(Extract)
# # # # #
He believes there is insufficient regulation and no universal tests for the dogs: "We honestly don't have a set curriculum. We've got to get everybody up to some minimal agreed level."
He also says there are good programs that turn out reliable dogs, but some produce dogs that make lots of mistakes -- and even tell lies.
"They can tell you that something's there, that's not there, simply to get praise, to get food, to get whatever they're working for," says Myers, who adds that canine programs are supposed to train dogs specifically to avoid that problems like that. "It is a tremendous problem. We have trainers that can't train. Dogs are being used that can't --don't know how to do anything."
Do trainers have to be licensed? "In some programs, yes. And in most programs, no," says Myers.
This means that poorly trained dogs and handlers are working in many parts of the country. Which brings us to the case of Lezley Whipple in Lordsburg, N.M. After her school district hired a private handler and his dog to search for drugs, she was called out of class one day because the dog had alerted on her car.
"I wasn't too sure why because I had never done drugs, ever," says Whipple. "They searched my car and they didn't find anything."
Whipple told her parents about the search of her car, and that the dog had come into the classrooms: "There would be an announcement over the intercom. And they would say, 'We're on lockdown. Nobody's to leave the building or the room.' And the teachers would shut the door and we all had to sit in our seats. And we'd just wait there in class. Class stopped actually. And then the dog would go up and down the rows."
Lezley's father, David, and mother, Carolyn, were appalled, and demanded a meeting with the school superintendent and the high school principal.
"I actually thought it was a violation of the U.S. Constitution's Fourth Amendment," says David Whipple.
The principal defended the policy, and she handed them a letter that acknowledged no drugs were found in the search. But it also said: "You should be aware that your [child] has been in contact with an illegal substance."
"We demanded that that letter be revised because they had accused my daughter of being affiliated with an illegal substance," says Carolyn Whipple.
They did get a revised letter that said, "Lezley may have been in contract with an illegal substance." But the Whipples were far from satisfied.
"I asked the superintendent, 'How can you justify doing this to the children?' And he said, 'Because we have enough hits.'"
The handler's records showed plenty of 'hits'. The dog had alerted to the presence of drugs 72 times, but no drugs had been found 71 times.
# # # # #
(Provided material)
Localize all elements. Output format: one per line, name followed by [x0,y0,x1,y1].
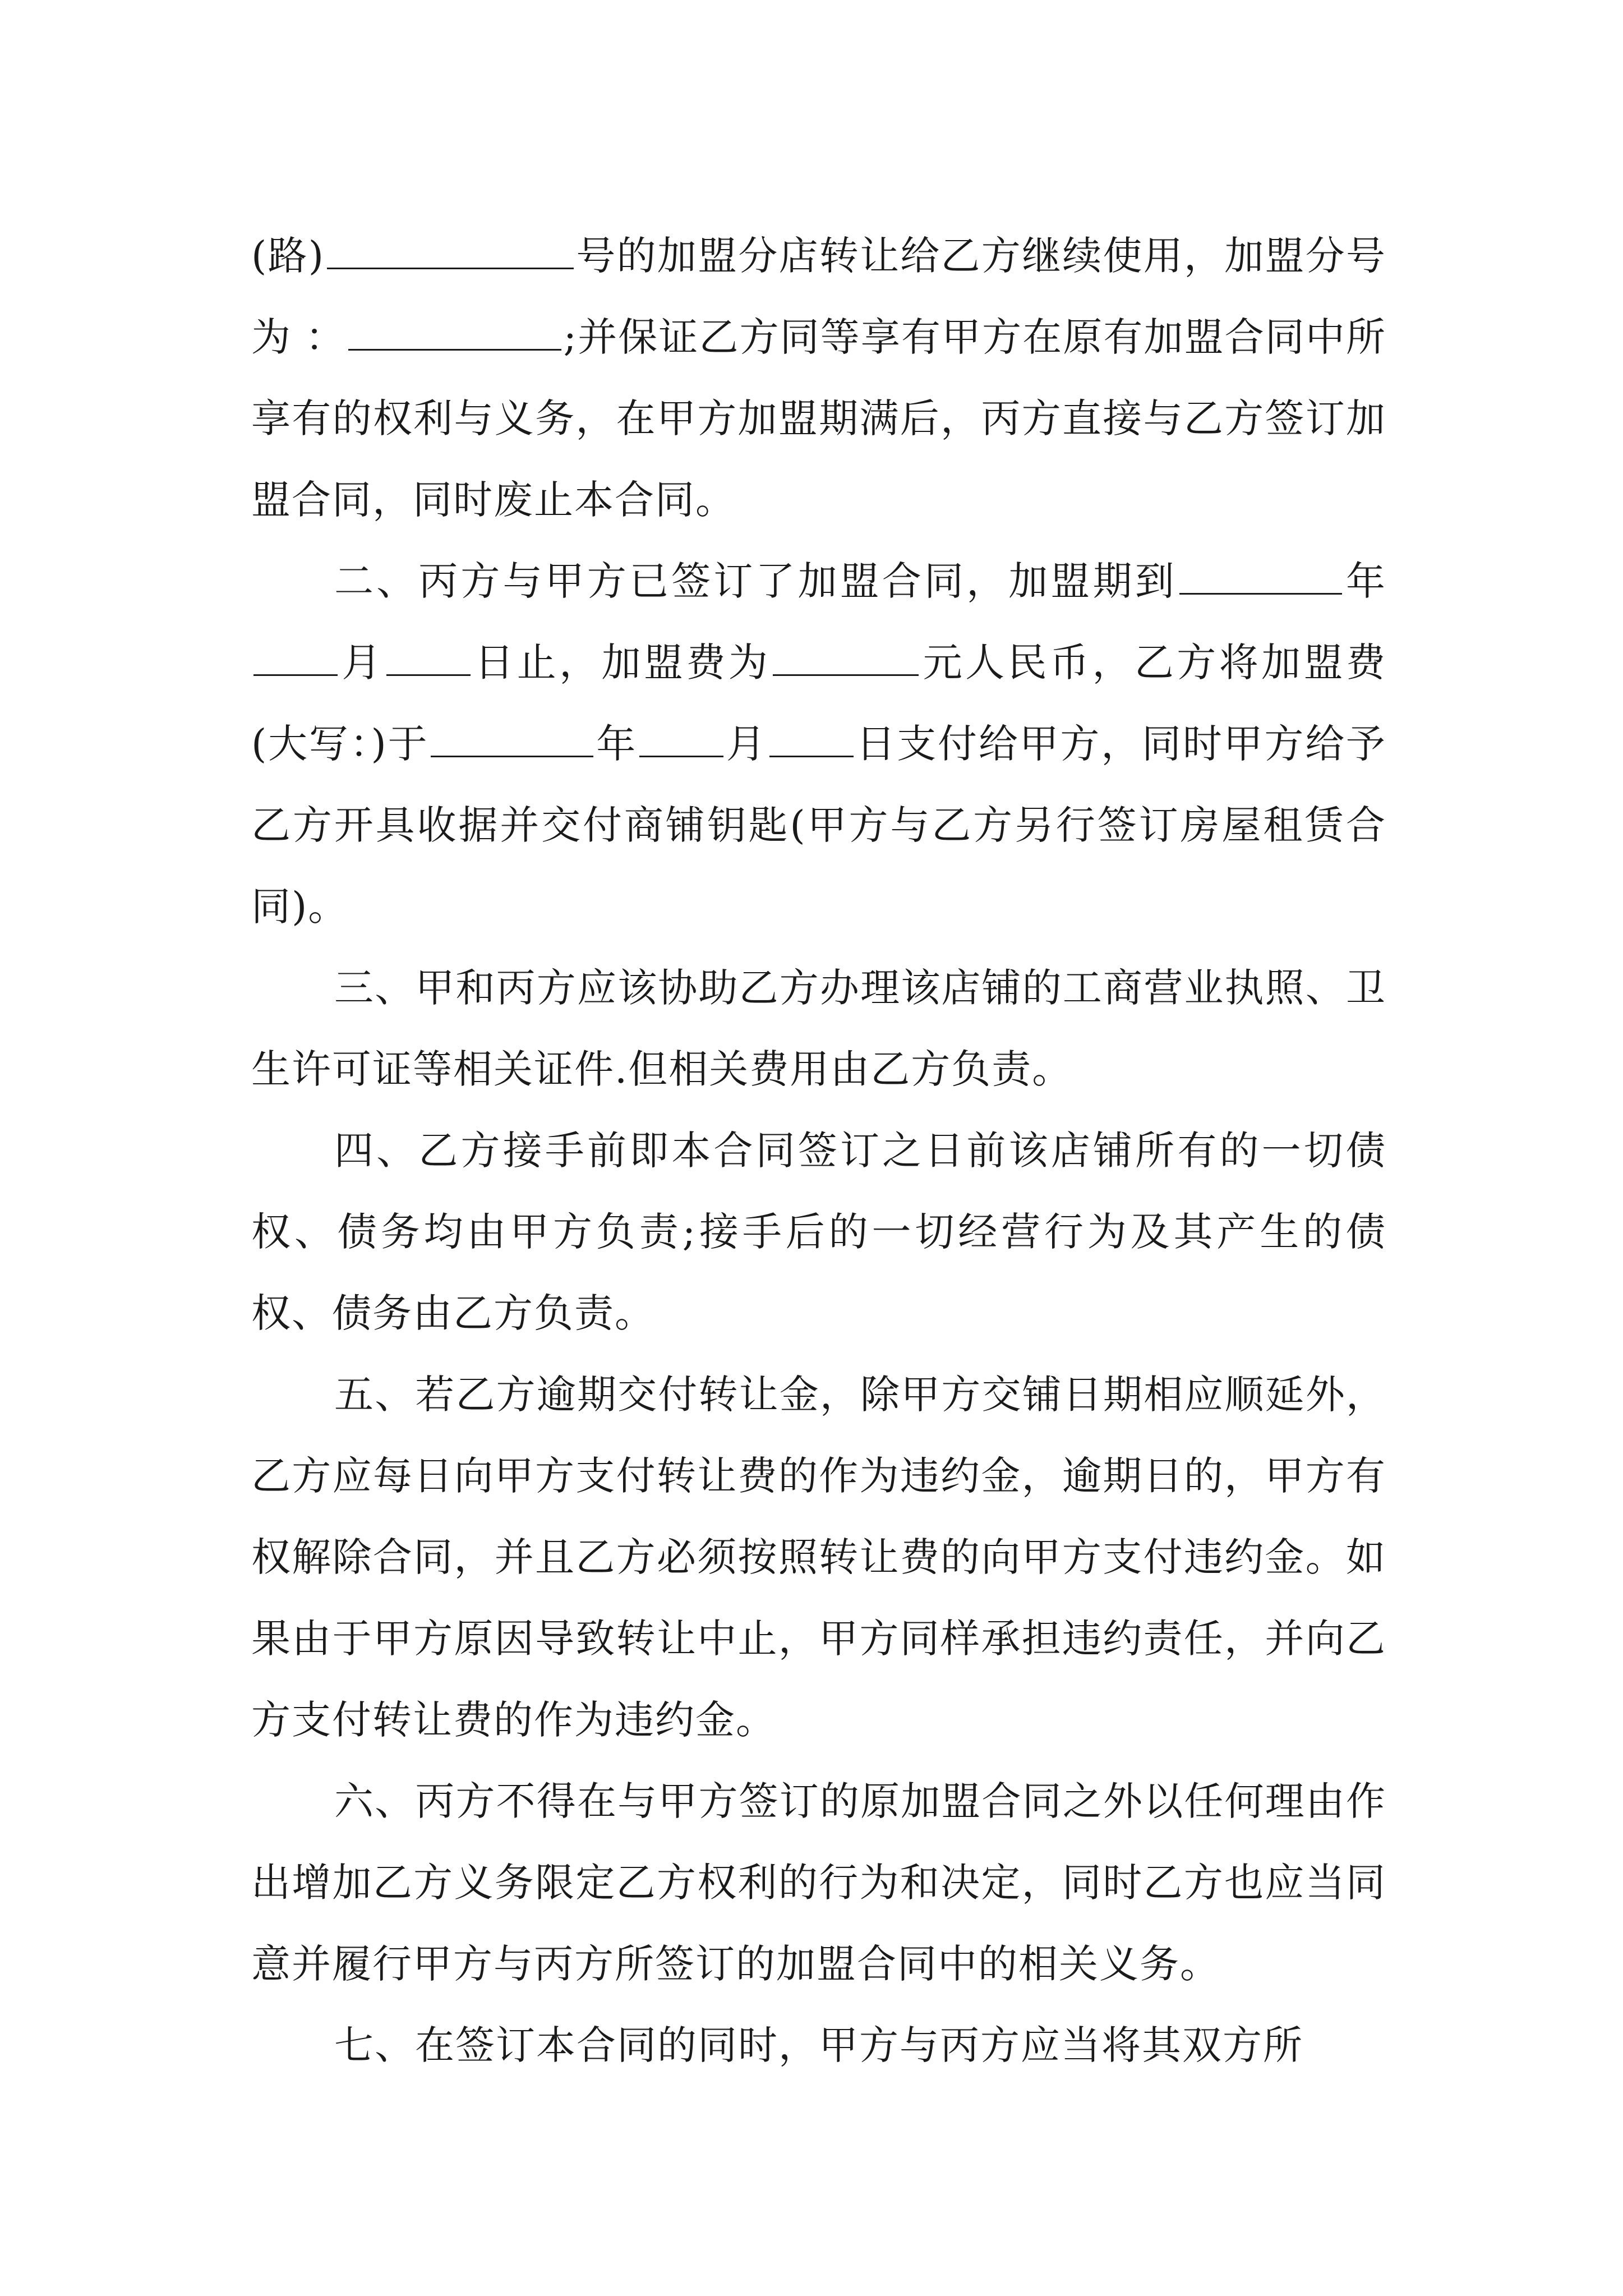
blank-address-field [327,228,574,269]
# # # # #
(Set task 1) Name every member of the Whipple family mentioned in the text on drug-sniffing dogs.
(Set task 2) Write out the passage of the text on drug-sniffing dogs from "Lezley's father, David, and" up to and including "says David Whipple.".

(Exercise response 1) Lezley Whipple, David Whipple, Carolyn Whipple

(Exercise response 2)
Lezley's father, David, and mother, Carolyn, were appalled, and demanded a meeting with the school superintendent and the high school principal.
"I actually thought it was a violation of the U.S. Constitution's Fourth Amendment," says David Whipple.